* _Material provided_:
++++++
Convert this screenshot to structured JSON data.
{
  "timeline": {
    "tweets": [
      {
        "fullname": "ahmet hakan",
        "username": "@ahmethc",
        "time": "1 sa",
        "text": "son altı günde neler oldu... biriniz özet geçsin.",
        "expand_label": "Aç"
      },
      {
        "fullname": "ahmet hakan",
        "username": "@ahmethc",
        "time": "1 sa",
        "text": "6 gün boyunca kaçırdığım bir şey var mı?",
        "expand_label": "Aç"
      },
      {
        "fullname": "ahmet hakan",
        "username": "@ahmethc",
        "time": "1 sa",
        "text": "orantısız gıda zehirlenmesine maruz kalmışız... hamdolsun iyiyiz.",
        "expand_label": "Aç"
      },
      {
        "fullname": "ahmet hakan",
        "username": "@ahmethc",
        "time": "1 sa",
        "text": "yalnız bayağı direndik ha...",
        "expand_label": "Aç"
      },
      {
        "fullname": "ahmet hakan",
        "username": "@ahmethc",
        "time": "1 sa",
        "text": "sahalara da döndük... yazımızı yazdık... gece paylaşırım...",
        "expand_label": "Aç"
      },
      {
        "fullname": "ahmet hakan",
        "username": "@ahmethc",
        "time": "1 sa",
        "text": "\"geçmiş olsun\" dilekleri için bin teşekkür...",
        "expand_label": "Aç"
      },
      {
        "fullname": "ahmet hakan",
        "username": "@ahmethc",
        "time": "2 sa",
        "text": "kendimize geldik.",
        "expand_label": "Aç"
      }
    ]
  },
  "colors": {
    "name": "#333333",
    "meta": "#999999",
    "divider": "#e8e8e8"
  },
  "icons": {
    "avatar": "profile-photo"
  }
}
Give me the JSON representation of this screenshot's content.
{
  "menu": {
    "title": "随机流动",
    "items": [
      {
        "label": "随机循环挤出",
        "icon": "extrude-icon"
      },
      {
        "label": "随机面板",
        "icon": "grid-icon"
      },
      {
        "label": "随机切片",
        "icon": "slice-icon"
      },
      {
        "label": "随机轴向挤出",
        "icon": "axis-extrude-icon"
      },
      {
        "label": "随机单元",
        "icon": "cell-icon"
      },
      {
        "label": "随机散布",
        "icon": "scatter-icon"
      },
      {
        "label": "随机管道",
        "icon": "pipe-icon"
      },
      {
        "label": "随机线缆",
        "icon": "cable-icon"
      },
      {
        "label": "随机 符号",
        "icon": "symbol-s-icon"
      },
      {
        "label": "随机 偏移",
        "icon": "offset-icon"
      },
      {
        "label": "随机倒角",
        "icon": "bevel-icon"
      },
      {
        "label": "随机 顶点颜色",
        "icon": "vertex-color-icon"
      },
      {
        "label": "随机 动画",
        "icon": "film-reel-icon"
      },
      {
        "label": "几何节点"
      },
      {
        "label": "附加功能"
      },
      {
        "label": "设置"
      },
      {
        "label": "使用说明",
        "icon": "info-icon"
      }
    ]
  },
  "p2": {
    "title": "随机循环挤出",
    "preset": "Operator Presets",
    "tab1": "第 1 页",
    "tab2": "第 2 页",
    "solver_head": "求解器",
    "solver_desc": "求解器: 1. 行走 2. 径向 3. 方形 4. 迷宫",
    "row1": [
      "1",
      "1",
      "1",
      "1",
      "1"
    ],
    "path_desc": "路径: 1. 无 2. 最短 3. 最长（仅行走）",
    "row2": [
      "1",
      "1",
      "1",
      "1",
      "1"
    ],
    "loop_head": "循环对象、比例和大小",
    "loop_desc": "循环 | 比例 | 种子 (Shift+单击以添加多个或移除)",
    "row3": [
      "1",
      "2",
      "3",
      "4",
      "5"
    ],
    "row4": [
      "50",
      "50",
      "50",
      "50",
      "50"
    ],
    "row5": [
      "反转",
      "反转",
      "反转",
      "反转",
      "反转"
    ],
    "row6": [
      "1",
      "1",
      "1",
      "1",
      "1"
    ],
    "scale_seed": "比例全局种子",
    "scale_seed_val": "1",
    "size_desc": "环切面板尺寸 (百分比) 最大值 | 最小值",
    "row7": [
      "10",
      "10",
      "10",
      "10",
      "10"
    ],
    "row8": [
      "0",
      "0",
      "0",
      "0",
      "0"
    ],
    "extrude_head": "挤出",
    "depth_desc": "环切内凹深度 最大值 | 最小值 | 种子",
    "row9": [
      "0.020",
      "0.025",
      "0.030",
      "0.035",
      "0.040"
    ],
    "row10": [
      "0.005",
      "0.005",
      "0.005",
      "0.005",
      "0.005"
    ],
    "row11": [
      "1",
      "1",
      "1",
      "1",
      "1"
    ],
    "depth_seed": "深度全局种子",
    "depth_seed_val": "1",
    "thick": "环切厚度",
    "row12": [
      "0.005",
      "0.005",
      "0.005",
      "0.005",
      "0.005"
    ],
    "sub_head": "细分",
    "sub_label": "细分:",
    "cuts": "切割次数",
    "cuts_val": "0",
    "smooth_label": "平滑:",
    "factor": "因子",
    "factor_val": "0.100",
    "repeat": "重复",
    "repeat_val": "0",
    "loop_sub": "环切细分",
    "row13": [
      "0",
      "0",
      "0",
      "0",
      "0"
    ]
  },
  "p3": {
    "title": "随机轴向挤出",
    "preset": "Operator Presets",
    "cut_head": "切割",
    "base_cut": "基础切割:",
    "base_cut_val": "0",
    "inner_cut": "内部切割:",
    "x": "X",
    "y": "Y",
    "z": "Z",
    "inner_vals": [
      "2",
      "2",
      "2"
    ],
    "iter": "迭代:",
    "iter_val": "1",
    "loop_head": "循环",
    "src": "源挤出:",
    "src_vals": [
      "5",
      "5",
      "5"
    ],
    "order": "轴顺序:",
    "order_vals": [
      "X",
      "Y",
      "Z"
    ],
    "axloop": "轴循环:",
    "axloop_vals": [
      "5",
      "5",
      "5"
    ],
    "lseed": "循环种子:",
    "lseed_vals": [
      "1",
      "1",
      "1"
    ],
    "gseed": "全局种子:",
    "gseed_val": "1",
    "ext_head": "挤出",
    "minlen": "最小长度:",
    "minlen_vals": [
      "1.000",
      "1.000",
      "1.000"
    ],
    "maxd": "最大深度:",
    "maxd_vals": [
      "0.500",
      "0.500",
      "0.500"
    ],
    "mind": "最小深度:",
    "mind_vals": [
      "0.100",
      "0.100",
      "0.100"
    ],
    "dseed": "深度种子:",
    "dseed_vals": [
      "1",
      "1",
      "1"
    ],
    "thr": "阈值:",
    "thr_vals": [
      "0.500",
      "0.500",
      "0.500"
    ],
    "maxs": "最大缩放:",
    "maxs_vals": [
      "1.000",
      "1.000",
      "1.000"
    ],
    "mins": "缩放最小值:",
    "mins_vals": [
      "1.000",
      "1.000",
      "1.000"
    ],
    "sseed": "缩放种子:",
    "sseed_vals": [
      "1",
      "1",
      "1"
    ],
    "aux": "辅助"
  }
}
++++++
Retype the listing. Match it exactly.

Convert this screenshot to structured JSON data.
{
  "timeline": {
    "tweets": [
      {
        "fullname": "ahmet hakan",
        "username": "@ahmethc",
        "time": "1 sa",
        "text": "son altı günde neler oldu... biriniz özet geçsin.",
        "expand_label": "Aç"
      },
      {
        "fullname": "ahmet hakan",
        "username": "@ahmethc",
        "time": "1 sa",
        "text": "6 gün boyunca kaçırdığım bir şey var mı?",
        "expand_label": "Aç"
      },
      {
        "fullname": "ahmet hakan",
        "username": "@ahmethc",
        "time": "1 sa",
        "text": "orantısız gıda zehirlenmesine maruz kalmışız... hamdolsun iyiyiz.",
        "expand_label": "Aç"
      },
      {
        "fullname": "ahmet hakan",
        "username": "@ahmethc",
        "time": "1 sa",
        "text": "yalnız bayağı direndik ha...",
        "expand_label": "Aç"
      },
      {
        "fullname": "ahmet hakan",
        "username": "@ahmethc",
        "time": "1 sa",
        "text": "sahalara da döndük... yazımızı yazdık... gece paylaşırım...",
        "expand_label": "Aç"
      },
      {
        "fullname": "ahmet hakan",
        "username": "@ahmethc",
        "time": "1 sa",
        "text": "\"geçmiş olsun\" dilekleri için bin teşekkür...",
        "expand_label": "Aç"
      },
      {
        "fullname": "ahmet hakan",
        "username": "@ahmethc",
        "time": "2 sa",
        "text": "kendimize geldik.",
        "expand_label": "Aç"
      }
    ]
  },
  "colors": {
    "name": "#333333",
    "meta": "#999999",
    "divider": "#e8e8e8"
  },
  "icons": {
    "avatar": "profile-photo"
  }
}
Give me the JSON representation of this screenshot's content.
{
  "menu": {
    "title": "随机流动",
    "items": [
      {
        "label": "随机循环挤出",
        "icon": "extrude-icon"
      },
      {
        "label": "随机面板",
        "icon": "grid-icon"
      },
      {
        "label": "随机切片",
        "icon": "slice-icon"
      },
      {
        "label": "随机轴向挤出",
        "icon": "axis-extrude-icon"
      },
      {
        "label": "随机单元",
        "icon": "cell-icon"
      },
      {
        "label": "随机散布",
        "icon": "scatter-icon"
      },
      {
        "label": "随机管道",
        "icon": "pipe-icon"
      },
      {
        "label": "随机线缆",
        "icon": "cable-icon"
      },
      {
        "label": "随机 符号",
        "icon": "symbol-s-icon"
      },
      {
        "label": "随机 偏移",
        "icon": "offset-icon"
      },
      {
        "label": "随机倒角",
        "icon": "bevel-icon"
      },
      {
        "label": "随机 顶点颜色",
        "icon": "vertex-color-icon"
      },
      {
        "label": "随机 动画",
        "icon": "film-reel-icon"
      },
      {
        "label": "几何节点"
      },
      {
        "label": "附加功能"
      },
      {
        "label": "设置"
      },
      {
        "label": "使用说明",
        "icon": "info-icon"
      }
    ]
  },
  "p2": {
    "title": "随机循环挤出",
    "preset": "Operator Presets",
    "tab1": "第 1 页",
    "tab2": "第 2 页",
    "solver_head": "求解器",
    "solver_desc": "求解器: 1. 行走 2. 径向 3. 方形 4. 迷宫",
    "row1": [
      "1",
      "1",
      "1",
      "1",
      "1"
    ],
    "path_desc": "路径: 1. 无 2. 最短 3. 最长（仅行走）",
    "row2": [
      "1",
      "1",
      "1",
      "1",
      "1"
    ],
    "loop_head": "循环对象、比例和大小",
    "loop_desc": "循环 | 比例 | 种子 (Shift+单击以添加多个或移除)",
    "row3": [
      "1",
      "2",
      "3",
      "4",
      "5"
    ],
    "row4": [
      "50",
      "50",
      "50",
      "50",
      "50"
    ],
    "row5": [
      "反转",
      "反转",
      "反转",
      "反转",
      "反转"
    ],
    "row6": [
      "1",
      "1",
      "1",
      "1",
      "1"
    ],
    "scale_seed": "比例全局种子",
    "scale_seed_val": "1",
    "size_desc": "环切面板尺寸 (百分比) 最大值 | 最小值",
    "row7": [
      "10",
      "10",
      "10",
      "10",
      "10"
    ],
    "row8": [
      "0",
      "0",
      "0",
      "0",
      "0"
    ],
    "extrude_head": "挤出",
    "depth_desc": "环切内凹深度 最大值 | 最小值 | 种子",
    "row9": [
      "0.020",
      "0.025",
      "0.030",
      "0.035",
      "0.040"
    ],
    "row10": [
      "0.005",
      "0.005",
      "0.005",
      "0.005",
      "0.005"
    ],
    "row11": [
      "1",
      "1",
      "1",
      "1",
      "1"
    ],
    "depth_seed": "深度全局种子",
    "depth_seed_val": "1",
    "thick": "环切厚度",
    "row12": [
      "0.005",
      "0.005",
      "0.005",
      "0.005",
      "0.005"
    ],
    "sub_head": "细分",
    "sub_label": "细分:",
    "cuts": "切割次数",
    "cuts_val": "0",
    "smooth_label": "平滑:",
    "factor": "因子",
    "factor_val": "0.100",
    "repeat": "重复",
    "repeat_val": "0",
    "loop_sub": "环切细分",
    "row13": [
      "0",
      "0",
      "0",
      "0",
      "0"
    ]
  },
  "p3": {
    "title": "随机轴向挤出",
    "preset": "Operator Presets",
    "cut_head": "切割",
    "base_cut": "基础切割:",
    "base_cut_val": "0",
    "inner_cut": "内部切割:",
    "x": "X",
    "y": "Y",
    "z": "Z",
    "inner_vals": [
      "2",
      "2",
      "2"
    ],
    "iter": "迭代:",
    "iter_val": "1",
    "loop_head": "循环",
    "src": "源挤出:",
    "src_vals": [
      "5",
      "5",
      "5"
    ],
    "order": "轴顺序:",
    "order_vals": [
      "X",
      "Y",
      "Z"
    ],
    "axloop": "轴循环:",
    "axloop_vals": [
      "5",
      "5",
      "5"
    ],
    "lseed": "循环种子:",
    "lseed_vals": [
      "1",
      "1",
      "1"
    ],
    "gseed": "全局种子:",
    "gseed_val": "1",
    "ext_head": "挤出",
    "minlen": "最小长度:",
    "minlen_vals": [
      "1.000",
      "1.000",
      "1.000"
    ],
    "maxd": "最大深度:",
    "maxd_vals": [
      "0.500",
      "0.500",
      "0.500"
    ],
    "mind": "最小深度:",
    "mind_vals": [
      "0.100",
      "0.100",
      "0.100"
    ],
    "dseed": "深度种子:",
    "dseed_vals": [
      "1",
      "1",
      "1"
    ],
    "thr": "阈值:",
    "thr_vals": [
      "0.500",
      "0.500",
      "0.500"
    ],
    "maxs": "最大缩放:",
    "maxs_vals": [
      "1.000",
      "1.000",
      "1.000"
    ],
    "mins": "缩放最小值:",
    "mins_vals": [
      "1.000",
      "1.000",
      "1.000"
    ],
    "sseed": "缩放种子:",
    "sseed_vals": [
      "1",
      "1",
      "1"
    ],
    "aux": "辅助"
  }
}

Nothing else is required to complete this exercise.